Wherever the word "right" turns up in a line of the entries, copy that line.

**Extracted information:**
--- Begin ---

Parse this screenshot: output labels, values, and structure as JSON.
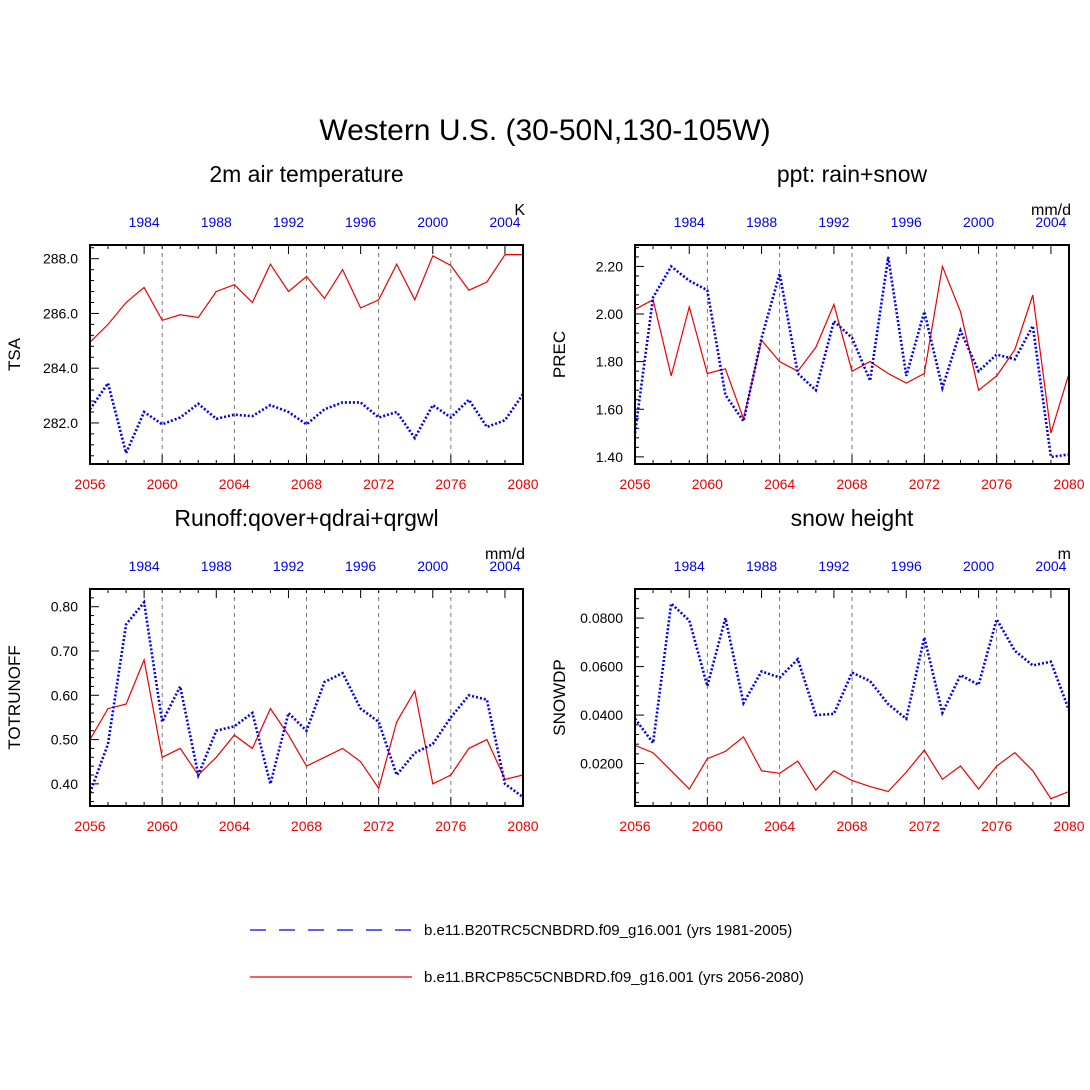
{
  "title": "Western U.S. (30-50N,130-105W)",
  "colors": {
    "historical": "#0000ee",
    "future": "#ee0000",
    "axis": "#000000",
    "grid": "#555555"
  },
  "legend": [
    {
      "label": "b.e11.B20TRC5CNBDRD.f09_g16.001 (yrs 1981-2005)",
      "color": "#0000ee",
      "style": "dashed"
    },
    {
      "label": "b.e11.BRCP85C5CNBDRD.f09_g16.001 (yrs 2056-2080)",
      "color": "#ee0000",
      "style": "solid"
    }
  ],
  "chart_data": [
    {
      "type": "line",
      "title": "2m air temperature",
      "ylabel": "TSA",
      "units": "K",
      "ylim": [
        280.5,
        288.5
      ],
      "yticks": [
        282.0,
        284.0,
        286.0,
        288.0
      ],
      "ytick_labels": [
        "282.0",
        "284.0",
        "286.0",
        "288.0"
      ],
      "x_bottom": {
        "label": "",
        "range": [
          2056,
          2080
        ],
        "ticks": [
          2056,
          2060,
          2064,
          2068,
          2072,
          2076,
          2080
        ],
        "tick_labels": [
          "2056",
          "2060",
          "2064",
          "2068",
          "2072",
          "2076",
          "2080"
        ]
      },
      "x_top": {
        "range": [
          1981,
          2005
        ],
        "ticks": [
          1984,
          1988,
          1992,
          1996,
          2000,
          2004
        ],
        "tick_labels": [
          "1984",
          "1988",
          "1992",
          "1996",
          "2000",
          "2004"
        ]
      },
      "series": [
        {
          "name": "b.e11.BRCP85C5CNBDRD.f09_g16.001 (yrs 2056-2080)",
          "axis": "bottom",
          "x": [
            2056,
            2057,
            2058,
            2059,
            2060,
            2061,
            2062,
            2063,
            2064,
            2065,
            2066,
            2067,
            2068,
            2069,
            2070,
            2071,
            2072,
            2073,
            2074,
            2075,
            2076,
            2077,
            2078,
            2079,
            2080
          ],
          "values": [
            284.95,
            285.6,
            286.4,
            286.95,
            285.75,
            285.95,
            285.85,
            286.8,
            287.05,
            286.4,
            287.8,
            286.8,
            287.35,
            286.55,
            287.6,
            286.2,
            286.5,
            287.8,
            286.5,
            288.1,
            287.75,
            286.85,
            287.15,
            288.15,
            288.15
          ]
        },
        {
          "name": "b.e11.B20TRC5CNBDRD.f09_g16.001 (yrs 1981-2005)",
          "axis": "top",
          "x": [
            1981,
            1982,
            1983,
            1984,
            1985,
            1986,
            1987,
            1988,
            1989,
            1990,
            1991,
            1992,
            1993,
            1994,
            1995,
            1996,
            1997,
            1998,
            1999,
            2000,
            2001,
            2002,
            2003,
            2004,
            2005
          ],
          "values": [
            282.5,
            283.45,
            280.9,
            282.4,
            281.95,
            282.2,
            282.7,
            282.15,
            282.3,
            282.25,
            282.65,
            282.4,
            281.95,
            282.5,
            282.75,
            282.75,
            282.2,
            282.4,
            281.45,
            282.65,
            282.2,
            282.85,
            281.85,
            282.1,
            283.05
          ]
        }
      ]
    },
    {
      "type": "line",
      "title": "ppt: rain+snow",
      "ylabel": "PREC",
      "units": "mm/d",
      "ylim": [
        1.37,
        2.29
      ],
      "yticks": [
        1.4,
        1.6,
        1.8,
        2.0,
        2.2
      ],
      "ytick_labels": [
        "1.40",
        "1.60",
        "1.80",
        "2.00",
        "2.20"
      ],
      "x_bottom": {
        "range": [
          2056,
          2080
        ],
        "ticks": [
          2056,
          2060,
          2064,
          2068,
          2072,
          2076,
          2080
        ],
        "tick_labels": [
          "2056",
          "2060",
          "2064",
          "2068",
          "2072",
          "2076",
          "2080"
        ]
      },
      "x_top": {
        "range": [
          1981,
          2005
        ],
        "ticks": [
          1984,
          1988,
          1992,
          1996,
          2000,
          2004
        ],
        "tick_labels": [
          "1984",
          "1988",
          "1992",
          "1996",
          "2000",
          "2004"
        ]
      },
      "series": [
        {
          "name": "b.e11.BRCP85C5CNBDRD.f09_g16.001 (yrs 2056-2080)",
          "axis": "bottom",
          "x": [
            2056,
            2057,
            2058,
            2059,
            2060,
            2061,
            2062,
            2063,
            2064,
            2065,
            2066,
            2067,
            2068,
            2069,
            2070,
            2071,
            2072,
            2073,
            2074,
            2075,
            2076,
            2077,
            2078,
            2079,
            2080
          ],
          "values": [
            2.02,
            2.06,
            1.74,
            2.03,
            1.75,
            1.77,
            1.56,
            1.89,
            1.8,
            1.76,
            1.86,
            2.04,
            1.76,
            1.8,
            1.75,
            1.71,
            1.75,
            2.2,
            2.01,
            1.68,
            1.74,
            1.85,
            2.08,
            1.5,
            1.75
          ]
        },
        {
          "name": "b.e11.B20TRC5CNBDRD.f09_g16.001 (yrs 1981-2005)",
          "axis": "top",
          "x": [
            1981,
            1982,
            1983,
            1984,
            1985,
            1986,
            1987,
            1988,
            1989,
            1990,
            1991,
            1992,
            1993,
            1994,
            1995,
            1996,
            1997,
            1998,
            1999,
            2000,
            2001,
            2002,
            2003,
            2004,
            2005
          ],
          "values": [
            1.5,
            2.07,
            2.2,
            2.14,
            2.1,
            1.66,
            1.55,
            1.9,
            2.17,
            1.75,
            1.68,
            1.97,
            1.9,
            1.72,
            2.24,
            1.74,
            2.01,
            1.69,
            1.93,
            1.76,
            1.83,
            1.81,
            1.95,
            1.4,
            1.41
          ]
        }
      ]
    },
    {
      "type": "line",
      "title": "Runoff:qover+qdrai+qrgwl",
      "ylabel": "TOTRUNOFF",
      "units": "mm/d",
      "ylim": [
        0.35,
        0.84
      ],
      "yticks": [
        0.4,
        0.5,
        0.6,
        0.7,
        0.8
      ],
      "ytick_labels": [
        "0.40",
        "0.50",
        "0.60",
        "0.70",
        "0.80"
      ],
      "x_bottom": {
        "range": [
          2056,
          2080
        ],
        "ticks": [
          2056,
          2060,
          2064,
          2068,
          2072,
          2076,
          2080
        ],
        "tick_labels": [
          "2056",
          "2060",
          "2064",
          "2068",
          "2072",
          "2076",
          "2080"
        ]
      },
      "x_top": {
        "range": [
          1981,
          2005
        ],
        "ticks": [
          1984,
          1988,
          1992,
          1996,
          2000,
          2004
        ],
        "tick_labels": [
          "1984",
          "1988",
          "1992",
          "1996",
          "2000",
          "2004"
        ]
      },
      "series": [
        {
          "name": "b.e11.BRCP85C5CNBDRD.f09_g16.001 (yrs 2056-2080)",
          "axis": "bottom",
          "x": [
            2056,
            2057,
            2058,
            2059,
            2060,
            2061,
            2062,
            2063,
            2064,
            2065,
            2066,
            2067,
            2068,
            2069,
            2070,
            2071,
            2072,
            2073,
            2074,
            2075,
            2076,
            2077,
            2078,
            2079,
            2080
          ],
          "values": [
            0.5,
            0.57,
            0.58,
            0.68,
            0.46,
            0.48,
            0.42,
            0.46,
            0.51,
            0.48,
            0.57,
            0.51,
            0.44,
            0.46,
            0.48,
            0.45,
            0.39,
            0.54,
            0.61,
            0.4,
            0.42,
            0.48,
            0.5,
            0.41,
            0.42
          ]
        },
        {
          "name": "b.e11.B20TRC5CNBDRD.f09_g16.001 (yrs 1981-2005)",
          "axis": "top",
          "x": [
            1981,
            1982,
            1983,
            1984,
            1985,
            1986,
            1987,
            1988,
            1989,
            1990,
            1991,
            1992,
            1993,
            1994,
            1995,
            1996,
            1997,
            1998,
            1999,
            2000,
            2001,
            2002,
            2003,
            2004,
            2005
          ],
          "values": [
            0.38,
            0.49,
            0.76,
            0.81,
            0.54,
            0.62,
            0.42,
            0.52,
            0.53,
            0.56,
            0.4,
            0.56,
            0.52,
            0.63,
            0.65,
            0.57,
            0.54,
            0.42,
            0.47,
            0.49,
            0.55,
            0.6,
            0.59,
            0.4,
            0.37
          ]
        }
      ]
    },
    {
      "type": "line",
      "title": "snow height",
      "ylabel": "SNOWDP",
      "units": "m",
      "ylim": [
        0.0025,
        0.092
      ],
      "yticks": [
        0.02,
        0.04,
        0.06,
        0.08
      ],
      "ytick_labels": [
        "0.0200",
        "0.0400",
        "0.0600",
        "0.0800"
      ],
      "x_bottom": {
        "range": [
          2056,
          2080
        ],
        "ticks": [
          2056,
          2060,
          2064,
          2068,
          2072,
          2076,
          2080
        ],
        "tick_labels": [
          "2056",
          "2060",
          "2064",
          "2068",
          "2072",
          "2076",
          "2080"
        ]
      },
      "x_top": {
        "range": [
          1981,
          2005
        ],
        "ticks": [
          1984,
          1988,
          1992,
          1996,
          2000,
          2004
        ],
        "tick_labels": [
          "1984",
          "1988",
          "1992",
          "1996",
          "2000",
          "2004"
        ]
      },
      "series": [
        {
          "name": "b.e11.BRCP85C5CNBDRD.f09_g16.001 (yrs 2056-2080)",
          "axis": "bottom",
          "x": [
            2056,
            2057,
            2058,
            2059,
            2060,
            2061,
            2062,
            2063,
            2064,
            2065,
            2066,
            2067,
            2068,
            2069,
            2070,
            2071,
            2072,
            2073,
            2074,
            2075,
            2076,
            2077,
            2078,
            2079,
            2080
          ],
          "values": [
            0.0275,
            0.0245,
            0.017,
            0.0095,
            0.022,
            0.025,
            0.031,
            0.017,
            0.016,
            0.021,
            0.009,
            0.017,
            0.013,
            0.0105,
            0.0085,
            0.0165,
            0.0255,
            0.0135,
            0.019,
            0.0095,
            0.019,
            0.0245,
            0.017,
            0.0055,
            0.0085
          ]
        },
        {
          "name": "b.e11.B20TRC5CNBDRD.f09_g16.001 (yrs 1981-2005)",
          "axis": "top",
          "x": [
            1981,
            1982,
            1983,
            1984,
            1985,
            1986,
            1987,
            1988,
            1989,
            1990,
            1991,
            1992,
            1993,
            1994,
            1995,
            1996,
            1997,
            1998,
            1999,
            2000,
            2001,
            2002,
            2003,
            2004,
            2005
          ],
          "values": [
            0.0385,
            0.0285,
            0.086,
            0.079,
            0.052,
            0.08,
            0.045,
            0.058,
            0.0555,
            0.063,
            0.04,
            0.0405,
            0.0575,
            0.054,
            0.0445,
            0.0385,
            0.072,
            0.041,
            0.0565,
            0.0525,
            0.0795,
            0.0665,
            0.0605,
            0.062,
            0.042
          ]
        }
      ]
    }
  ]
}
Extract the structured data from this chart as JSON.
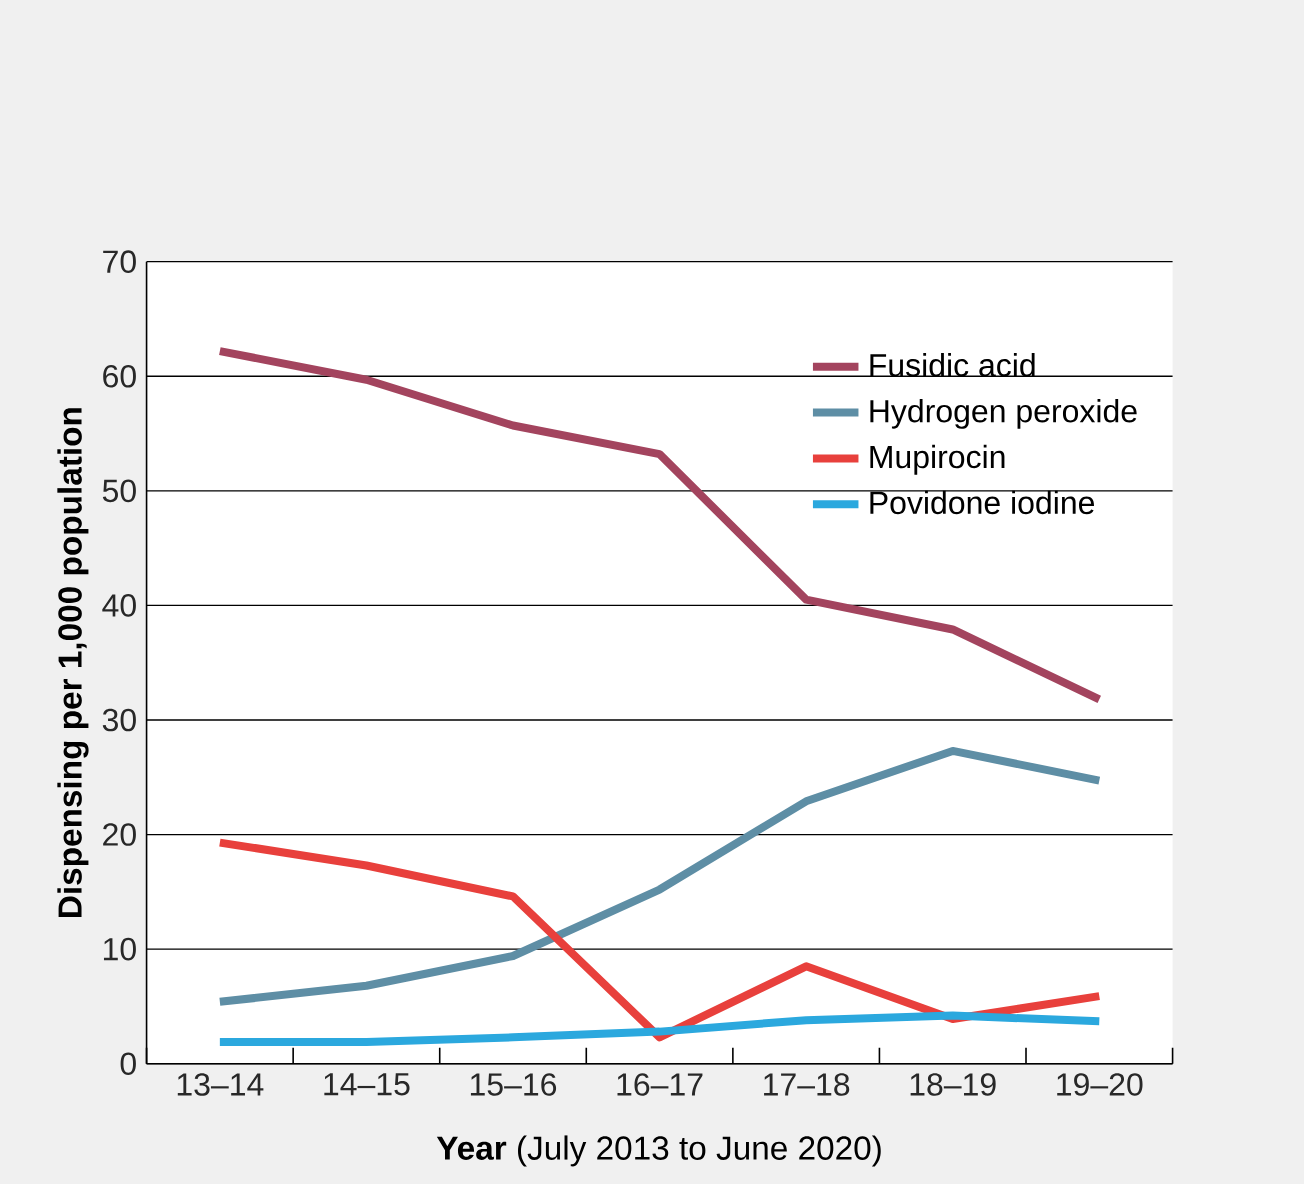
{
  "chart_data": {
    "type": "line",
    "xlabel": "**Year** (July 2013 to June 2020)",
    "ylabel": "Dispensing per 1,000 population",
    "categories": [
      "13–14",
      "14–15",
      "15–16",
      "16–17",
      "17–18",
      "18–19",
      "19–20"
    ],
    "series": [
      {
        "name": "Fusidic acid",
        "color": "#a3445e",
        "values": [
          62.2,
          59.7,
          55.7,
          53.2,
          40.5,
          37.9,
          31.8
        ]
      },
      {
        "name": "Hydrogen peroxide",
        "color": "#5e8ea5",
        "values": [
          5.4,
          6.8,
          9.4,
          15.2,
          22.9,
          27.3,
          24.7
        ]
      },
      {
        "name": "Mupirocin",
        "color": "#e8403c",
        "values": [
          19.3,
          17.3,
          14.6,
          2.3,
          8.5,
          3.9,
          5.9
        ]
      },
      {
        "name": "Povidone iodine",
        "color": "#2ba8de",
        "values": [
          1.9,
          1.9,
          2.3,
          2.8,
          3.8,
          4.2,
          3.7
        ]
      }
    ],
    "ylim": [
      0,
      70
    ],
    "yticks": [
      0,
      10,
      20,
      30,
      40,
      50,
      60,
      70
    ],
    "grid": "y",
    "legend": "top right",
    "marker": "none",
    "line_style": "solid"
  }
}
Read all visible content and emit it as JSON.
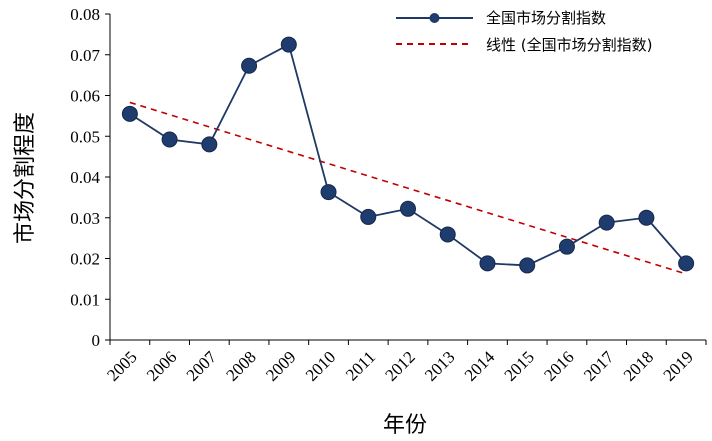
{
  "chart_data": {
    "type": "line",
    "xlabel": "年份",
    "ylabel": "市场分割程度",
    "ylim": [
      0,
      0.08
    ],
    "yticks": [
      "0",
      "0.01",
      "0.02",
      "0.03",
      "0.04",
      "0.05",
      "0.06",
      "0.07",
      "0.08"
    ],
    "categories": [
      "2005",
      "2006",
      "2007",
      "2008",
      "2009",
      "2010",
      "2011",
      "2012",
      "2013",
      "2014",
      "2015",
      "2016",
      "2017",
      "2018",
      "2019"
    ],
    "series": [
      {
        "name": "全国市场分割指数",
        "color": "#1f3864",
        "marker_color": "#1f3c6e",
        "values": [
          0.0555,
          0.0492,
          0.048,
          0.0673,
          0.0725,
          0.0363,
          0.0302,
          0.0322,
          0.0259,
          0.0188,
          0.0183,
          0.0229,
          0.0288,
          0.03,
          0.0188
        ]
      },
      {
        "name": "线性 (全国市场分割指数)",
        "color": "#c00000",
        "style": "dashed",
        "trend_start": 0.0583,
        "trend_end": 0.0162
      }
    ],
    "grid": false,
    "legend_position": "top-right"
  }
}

--- End ---

**In response:**
    "legend": "top right",
    "legend_position": "top-right"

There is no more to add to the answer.